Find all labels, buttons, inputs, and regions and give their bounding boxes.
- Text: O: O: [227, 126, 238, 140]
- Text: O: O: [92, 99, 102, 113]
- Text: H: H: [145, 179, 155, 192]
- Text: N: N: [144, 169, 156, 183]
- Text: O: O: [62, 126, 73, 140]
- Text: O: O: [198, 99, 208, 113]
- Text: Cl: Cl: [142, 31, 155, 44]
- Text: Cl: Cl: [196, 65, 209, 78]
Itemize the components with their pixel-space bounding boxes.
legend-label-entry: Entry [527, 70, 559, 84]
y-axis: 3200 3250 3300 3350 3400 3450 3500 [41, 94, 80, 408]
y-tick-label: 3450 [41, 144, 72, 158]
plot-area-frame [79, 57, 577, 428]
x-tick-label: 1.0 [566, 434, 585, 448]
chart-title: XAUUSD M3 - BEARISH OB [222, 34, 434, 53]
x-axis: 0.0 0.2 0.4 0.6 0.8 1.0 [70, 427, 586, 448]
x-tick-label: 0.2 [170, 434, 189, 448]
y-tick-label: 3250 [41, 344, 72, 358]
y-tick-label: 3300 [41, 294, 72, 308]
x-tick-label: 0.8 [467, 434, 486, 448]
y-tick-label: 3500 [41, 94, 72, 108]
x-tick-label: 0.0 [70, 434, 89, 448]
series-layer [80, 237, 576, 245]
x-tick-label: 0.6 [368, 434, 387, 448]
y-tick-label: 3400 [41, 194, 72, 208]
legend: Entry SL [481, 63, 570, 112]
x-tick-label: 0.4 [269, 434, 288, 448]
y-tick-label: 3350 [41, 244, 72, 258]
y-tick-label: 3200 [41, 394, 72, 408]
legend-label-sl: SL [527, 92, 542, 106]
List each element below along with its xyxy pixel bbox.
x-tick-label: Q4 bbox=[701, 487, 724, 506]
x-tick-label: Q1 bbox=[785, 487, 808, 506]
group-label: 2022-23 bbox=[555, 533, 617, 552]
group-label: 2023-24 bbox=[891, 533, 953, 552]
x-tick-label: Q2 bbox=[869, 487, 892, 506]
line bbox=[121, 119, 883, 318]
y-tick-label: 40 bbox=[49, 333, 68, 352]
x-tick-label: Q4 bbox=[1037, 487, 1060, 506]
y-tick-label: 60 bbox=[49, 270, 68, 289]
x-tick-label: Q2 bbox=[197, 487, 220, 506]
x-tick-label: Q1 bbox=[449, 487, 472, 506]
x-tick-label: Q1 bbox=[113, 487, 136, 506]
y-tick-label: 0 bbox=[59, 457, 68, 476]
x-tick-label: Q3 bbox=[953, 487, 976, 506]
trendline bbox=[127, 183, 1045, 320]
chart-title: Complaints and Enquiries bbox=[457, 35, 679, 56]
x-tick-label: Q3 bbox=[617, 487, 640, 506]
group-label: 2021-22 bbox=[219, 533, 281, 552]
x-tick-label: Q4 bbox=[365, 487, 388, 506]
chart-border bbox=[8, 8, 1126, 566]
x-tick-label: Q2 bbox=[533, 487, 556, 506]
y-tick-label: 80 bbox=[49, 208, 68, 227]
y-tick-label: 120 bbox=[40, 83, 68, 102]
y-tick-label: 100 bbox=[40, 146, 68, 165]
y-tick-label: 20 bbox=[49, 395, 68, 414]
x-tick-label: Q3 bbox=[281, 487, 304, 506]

-- -- --

Please return all of the data above line for line, with no changes.

[Final result]:
Find all labels, buttons, inputs, and regions and give their bounding boxes.
- Text: O: O: [227, 126, 238, 140]
- Text: O: O: [92, 99, 102, 113]
- Text: H: H: [145, 179, 155, 192]
- Text: N: N: [144, 169, 156, 183]
- Text: O: O: [62, 126, 73, 140]
- Text: O: O: [198, 99, 208, 113]
- Text: Cl: Cl: [142, 31, 155, 44]
- Text: Cl: Cl: [196, 65, 209, 78]
Itemize the components with their pixel-space bounding boxes.
legend-label-entry: Entry [527, 70, 559, 84]
y-axis: 3200 3250 3300 3350 3400 3450 3500 [41, 94, 80, 408]
y-tick-label: 3450 [41, 144, 72, 158]
plot-area-frame [79, 57, 577, 428]
x-tick-label: 1.0 [566, 434, 585, 448]
chart-title: XAUUSD M3 - BEARISH OB [222, 34, 434, 53]
x-axis: 0.0 0.2 0.4 0.6 0.8 1.0 [70, 427, 586, 448]
x-tick-label: 0.2 [170, 434, 189, 448]
y-tick-label: 3250 [41, 344, 72, 358]
y-tick-label: 3300 [41, 294, 72, 308]
x-tick-label: 0.8 [467, 434, 486, 448]
y-tick-label: 3500 [41, 94, 72, 108]
x-tick-label: 0.0 [70, 434, 89, 448]
series-layer [80, 237, 576, 245]
x-tick-label: 0.6 [368, 434, 387, 448]
y-tick-label: 3400 [41, 194, 72, 208]
legend: Entry SL [481, 63, 570, 112]
x-tick-label: 0.4 [269, 434, 288, 448]
y-tick-label: 3350 [41, 244, 72, 258]
y-tick-label: 3200 [41, 394, 72, 408]
legend-label-sl: SL [527, 92, 542, 106]
List each element below along with its xyxy pixel bbox.
x-tick-label: Q4 bbox=[701, 487, 724, 506]
x-tick-label: Q1 bbox=[785, 487, 808, 506]
group-label: 2022-23 bbox=[555, 533, 617, 552]
group-label: 2023-24 bbox=[891, 533, 953, 552]
x-tick-label: Q2 bbox=[869, 487, 892, 506]
line bbox=[121, 119, 883, 318]
y-tick-label: 40 bbox=[49, 333, 68, 352]
x-tick-label: Q4 bbox=[1037, 487, 1060, 506]
y-tick-label: 60 bbox=[49, 270, 68, 289]
x-tick-label: Q2 bbox=[197, 487, 220, 506]
x-tick-label: Q1 bbox=[449, 487, 472, 506]
x-tick-label: Q1 bbox=[113, 487, 136, 506]
y-tick-label: 0 bbox=[59, 457, 68, 476]
x-tick-label: Q3 bbox=[953, 487, 976, 506]
trendline bbox=[127, 183, 1045, 320]
chart-title: Complaints and Enquiries bbox=[457, 35, 679, 56]
x-tick-label: Q3 bbox=[617, 487, 640, 506]
group-label: 2021-22 bbox=[219, 533, 281, 552]
x-tick-label: Q4 bbox=[365, 487, 388, 506]
chart-border bbox=[8, 8, 1126, 566]
x-tick-label: Q2 bbox=[533, 487, 556, 506]
y-tick-label: 80 bbox=[49, 208, 68, 227]
y-tick-label: 120 bbox=[40, 83, 68, 102]
y-tick-label: 100 bbox=[40, 146, 68, 165]
y-tick-label: 20 bbox=[49, 395, 68, 414]
x-tick-label: Q3 bbox=[281, 487, 304, 506]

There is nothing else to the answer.